>>

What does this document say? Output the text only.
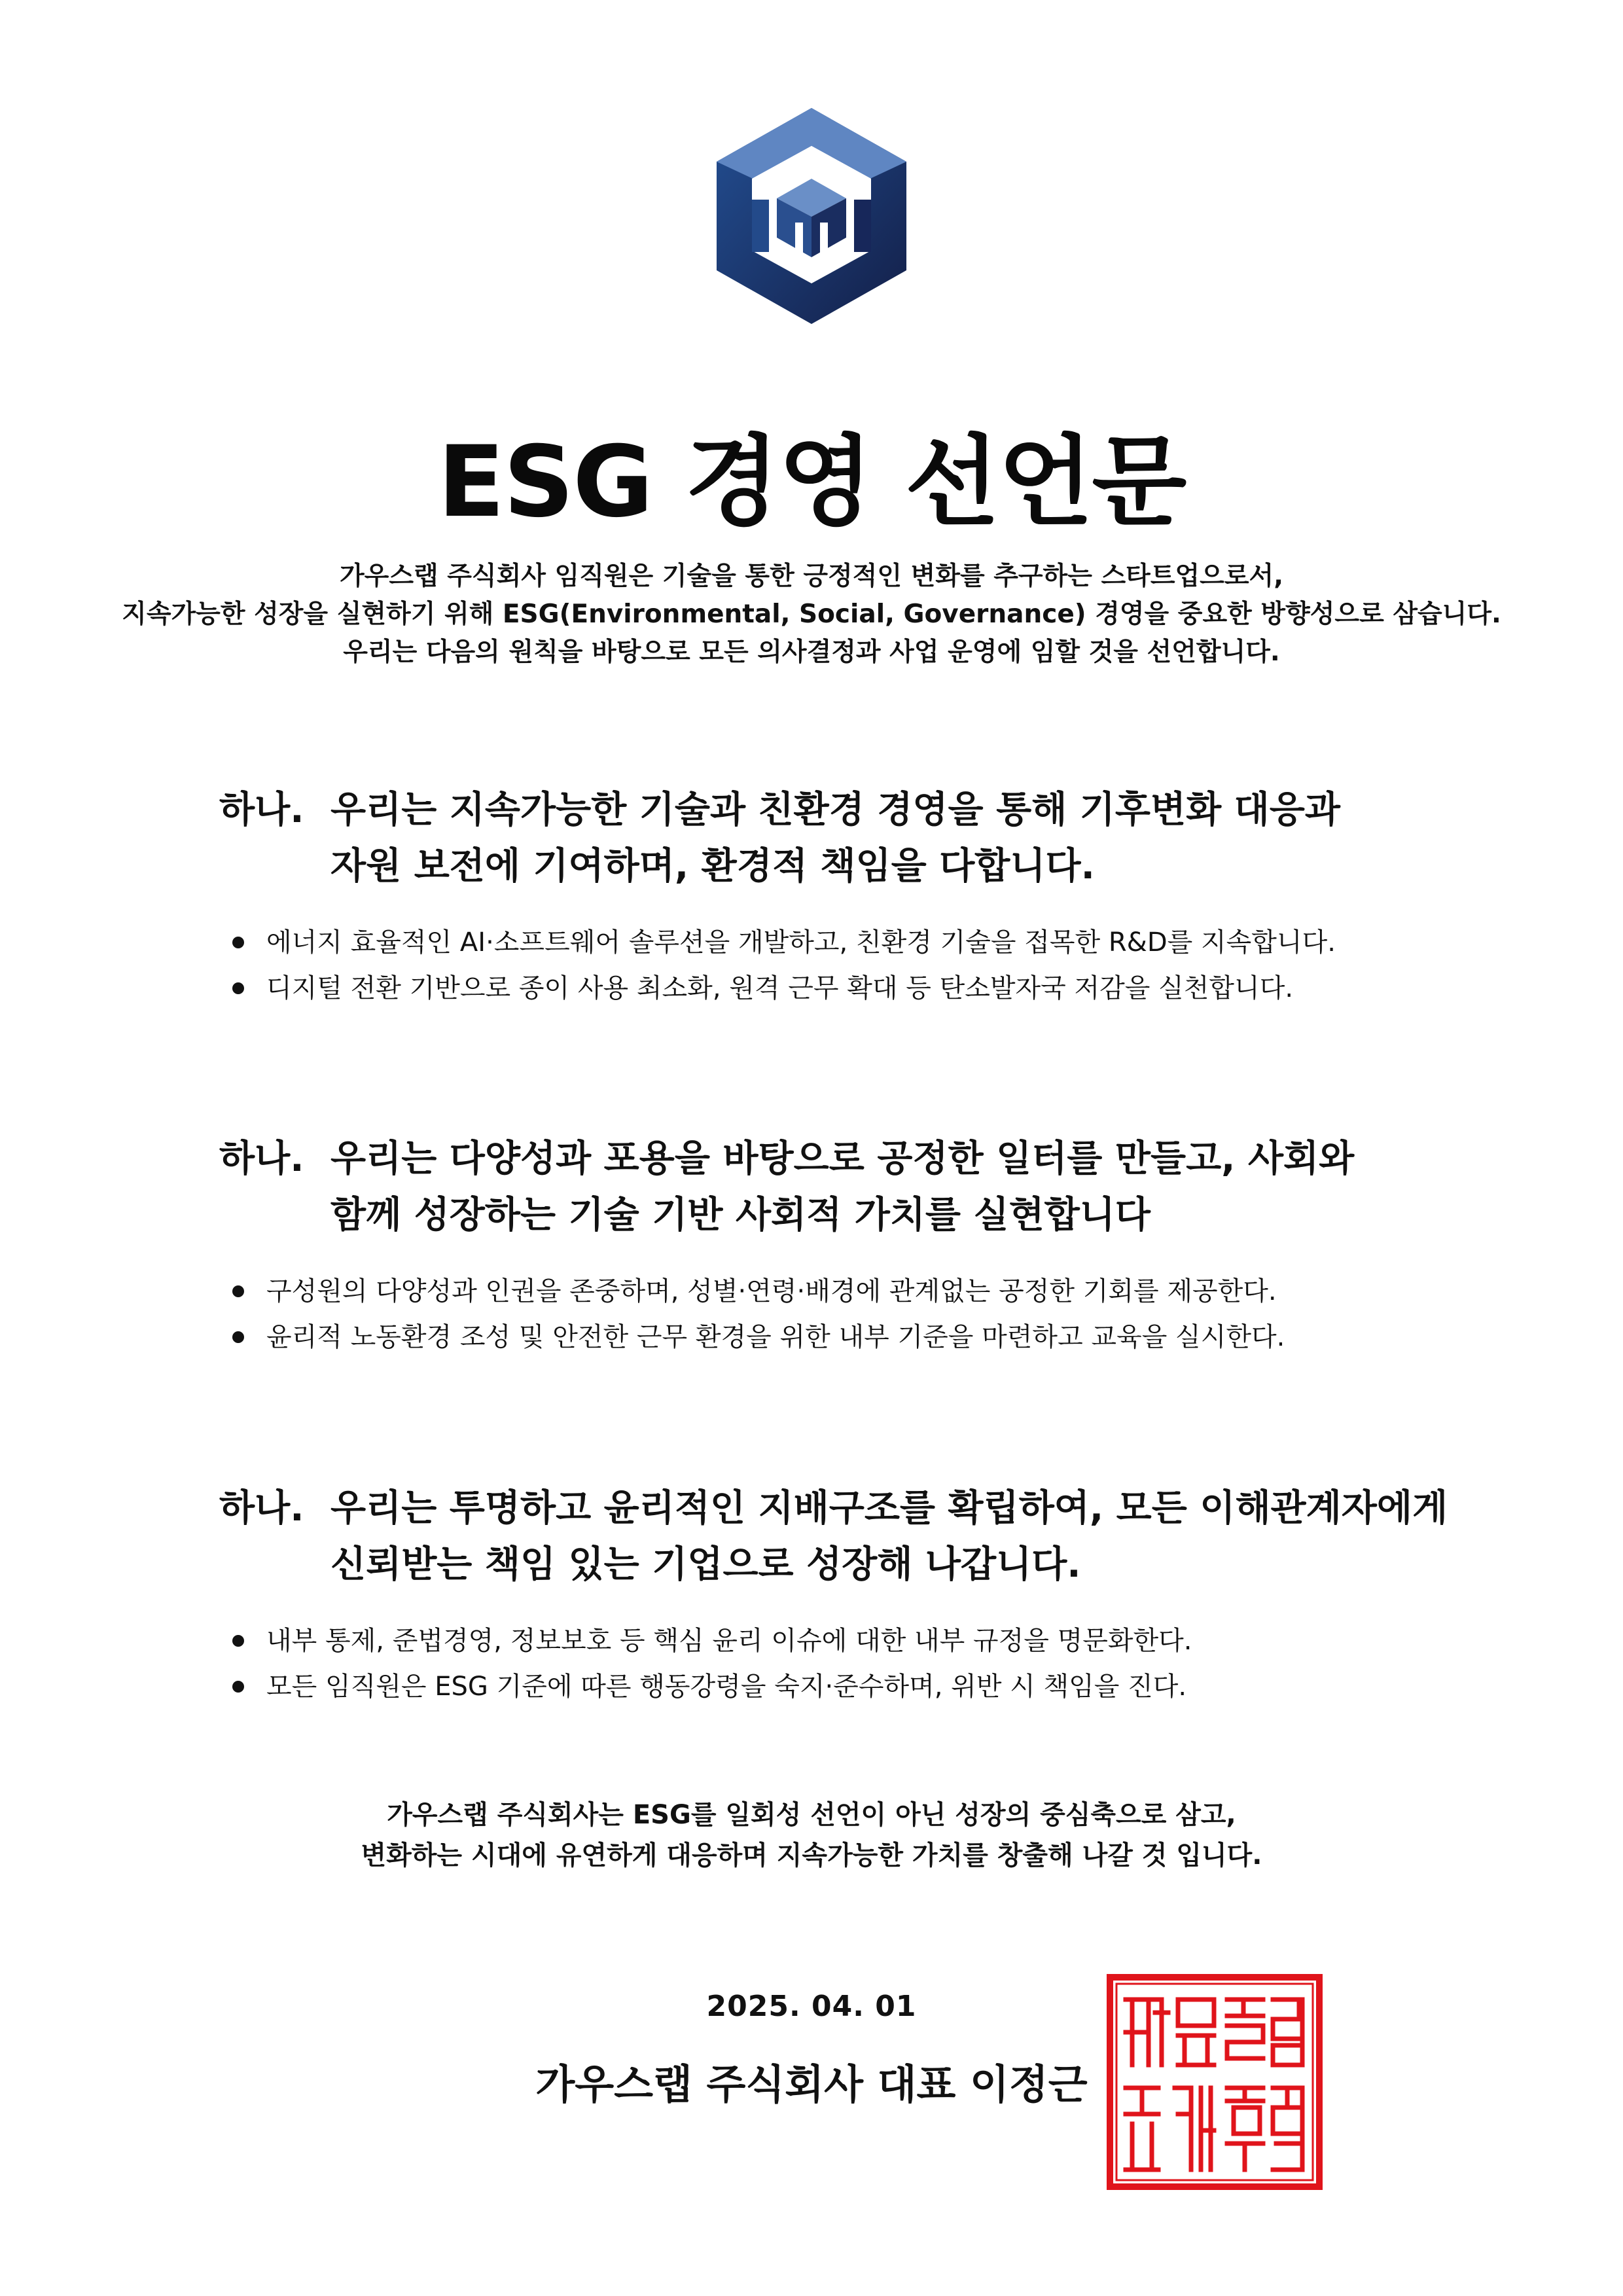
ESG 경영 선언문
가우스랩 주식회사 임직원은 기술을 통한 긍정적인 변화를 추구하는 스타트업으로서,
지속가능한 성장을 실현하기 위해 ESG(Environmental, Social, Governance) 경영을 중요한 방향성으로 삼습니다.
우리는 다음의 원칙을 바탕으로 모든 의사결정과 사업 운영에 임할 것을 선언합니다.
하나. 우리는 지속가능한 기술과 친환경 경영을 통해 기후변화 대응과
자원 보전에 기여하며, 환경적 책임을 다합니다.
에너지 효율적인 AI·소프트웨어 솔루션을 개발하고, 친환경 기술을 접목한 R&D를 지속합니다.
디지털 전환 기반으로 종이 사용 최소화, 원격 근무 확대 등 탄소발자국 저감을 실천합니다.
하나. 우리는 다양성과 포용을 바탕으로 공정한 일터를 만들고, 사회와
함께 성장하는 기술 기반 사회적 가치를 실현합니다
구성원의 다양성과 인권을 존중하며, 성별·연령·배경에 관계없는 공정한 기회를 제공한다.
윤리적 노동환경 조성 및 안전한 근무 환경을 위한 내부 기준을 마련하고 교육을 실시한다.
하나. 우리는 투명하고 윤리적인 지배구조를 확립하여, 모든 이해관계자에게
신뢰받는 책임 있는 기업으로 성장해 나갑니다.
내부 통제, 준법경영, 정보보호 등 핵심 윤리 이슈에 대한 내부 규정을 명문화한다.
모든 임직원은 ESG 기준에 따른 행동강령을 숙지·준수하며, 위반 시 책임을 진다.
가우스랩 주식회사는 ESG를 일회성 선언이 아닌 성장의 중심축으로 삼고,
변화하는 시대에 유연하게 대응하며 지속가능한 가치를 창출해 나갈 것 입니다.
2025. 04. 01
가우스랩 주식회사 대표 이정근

<<
>>

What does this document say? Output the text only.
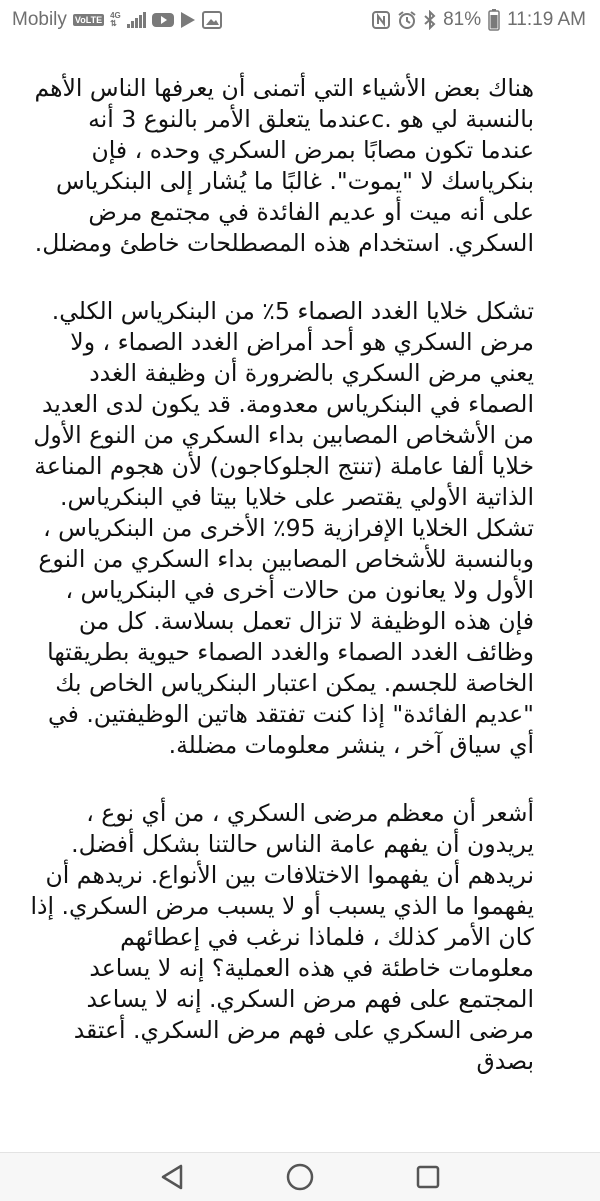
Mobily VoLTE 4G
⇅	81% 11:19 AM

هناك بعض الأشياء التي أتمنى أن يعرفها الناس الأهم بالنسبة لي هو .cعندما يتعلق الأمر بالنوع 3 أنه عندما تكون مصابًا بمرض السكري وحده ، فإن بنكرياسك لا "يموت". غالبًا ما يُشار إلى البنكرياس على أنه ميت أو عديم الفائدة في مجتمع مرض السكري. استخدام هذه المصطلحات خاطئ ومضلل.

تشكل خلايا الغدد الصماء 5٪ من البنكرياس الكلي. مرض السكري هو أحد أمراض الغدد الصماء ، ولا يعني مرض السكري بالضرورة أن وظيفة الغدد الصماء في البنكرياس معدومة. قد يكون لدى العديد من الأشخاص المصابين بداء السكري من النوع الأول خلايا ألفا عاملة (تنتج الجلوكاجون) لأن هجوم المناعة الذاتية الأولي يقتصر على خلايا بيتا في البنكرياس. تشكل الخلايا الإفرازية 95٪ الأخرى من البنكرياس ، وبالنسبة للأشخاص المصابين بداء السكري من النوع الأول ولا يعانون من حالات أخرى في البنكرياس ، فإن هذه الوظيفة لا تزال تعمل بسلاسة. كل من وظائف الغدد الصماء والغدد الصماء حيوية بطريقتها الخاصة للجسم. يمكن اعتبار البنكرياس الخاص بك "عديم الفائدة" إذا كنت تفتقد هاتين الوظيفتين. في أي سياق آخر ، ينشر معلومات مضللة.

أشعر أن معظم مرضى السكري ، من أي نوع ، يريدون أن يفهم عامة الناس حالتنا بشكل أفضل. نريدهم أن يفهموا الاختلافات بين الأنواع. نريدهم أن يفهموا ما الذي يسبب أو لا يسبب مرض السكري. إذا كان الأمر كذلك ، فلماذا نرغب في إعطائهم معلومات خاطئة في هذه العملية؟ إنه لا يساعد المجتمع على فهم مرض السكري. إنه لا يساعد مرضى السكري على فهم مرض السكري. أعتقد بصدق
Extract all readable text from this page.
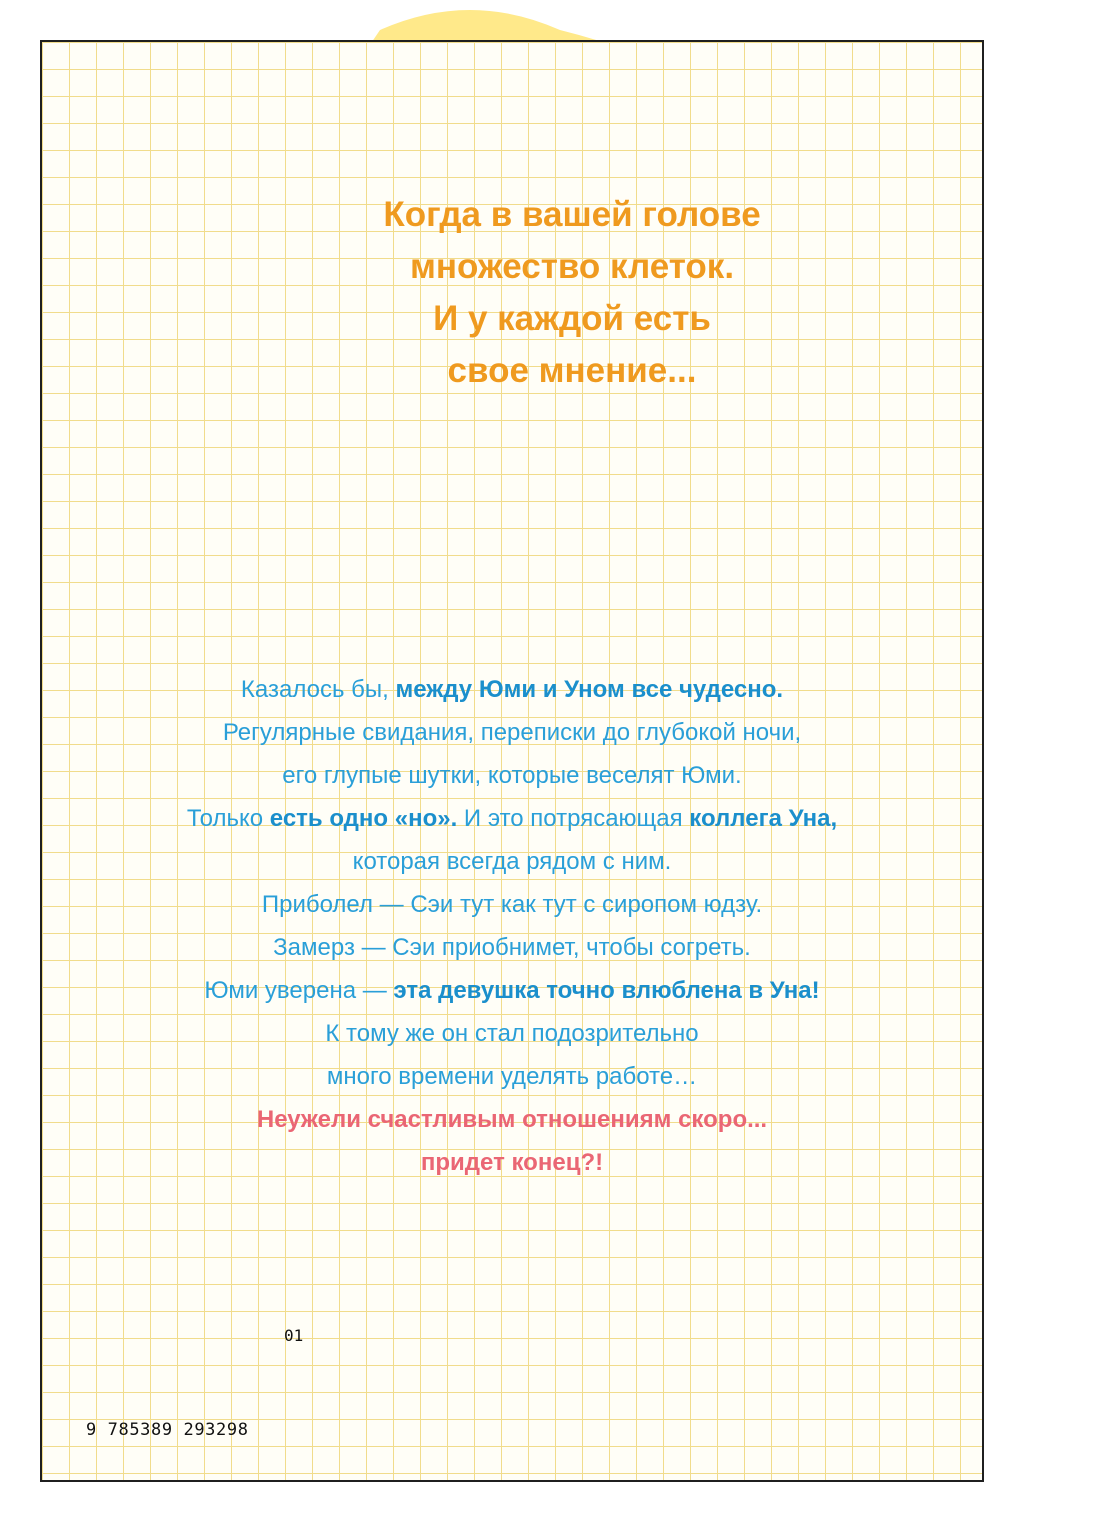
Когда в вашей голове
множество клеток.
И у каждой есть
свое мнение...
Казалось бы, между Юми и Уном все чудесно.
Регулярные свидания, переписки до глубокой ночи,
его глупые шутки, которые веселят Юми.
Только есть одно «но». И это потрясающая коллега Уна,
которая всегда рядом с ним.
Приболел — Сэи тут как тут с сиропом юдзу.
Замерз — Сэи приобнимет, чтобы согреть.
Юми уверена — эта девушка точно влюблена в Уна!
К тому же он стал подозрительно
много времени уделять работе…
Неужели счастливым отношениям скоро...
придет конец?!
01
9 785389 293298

<<
>>

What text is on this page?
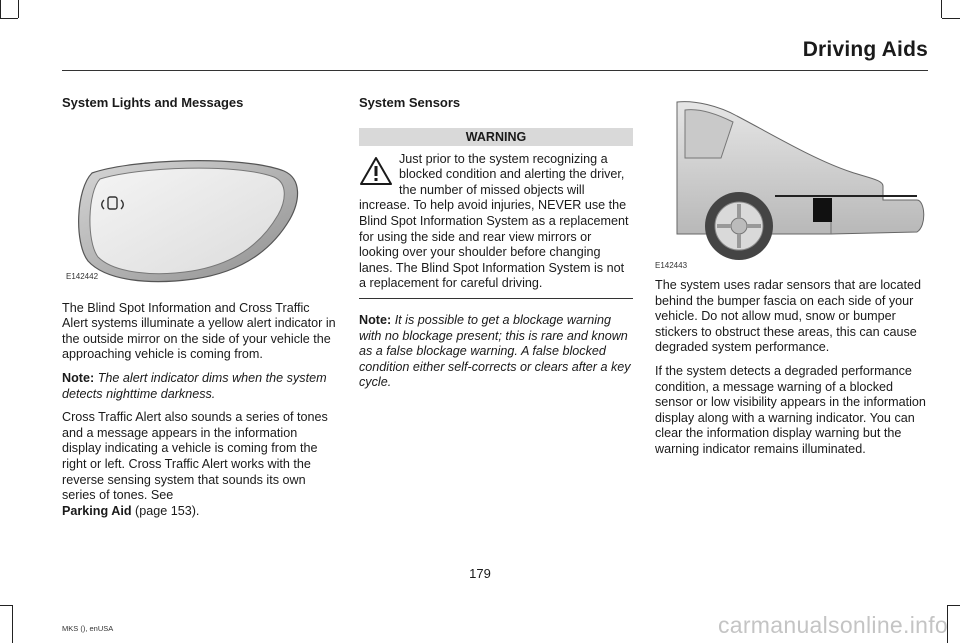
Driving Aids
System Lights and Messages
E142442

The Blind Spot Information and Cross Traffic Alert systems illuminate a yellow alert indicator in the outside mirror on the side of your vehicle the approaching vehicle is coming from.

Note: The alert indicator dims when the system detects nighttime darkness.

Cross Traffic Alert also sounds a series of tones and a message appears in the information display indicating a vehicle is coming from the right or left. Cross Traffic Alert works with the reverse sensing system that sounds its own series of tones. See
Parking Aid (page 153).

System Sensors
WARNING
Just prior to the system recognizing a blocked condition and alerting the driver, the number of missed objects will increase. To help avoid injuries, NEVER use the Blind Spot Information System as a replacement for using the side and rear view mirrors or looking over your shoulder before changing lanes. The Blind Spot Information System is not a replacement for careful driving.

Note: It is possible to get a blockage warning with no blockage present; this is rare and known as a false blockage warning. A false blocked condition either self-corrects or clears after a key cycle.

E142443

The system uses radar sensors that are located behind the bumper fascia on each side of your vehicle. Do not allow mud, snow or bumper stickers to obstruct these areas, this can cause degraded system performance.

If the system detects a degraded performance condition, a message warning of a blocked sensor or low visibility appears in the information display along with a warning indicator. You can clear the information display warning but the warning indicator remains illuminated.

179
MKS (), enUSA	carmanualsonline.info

<<

_What you have to do_.
The answer is a single number, the count of lines in the records that contain the string "есть".

_Result below_.
2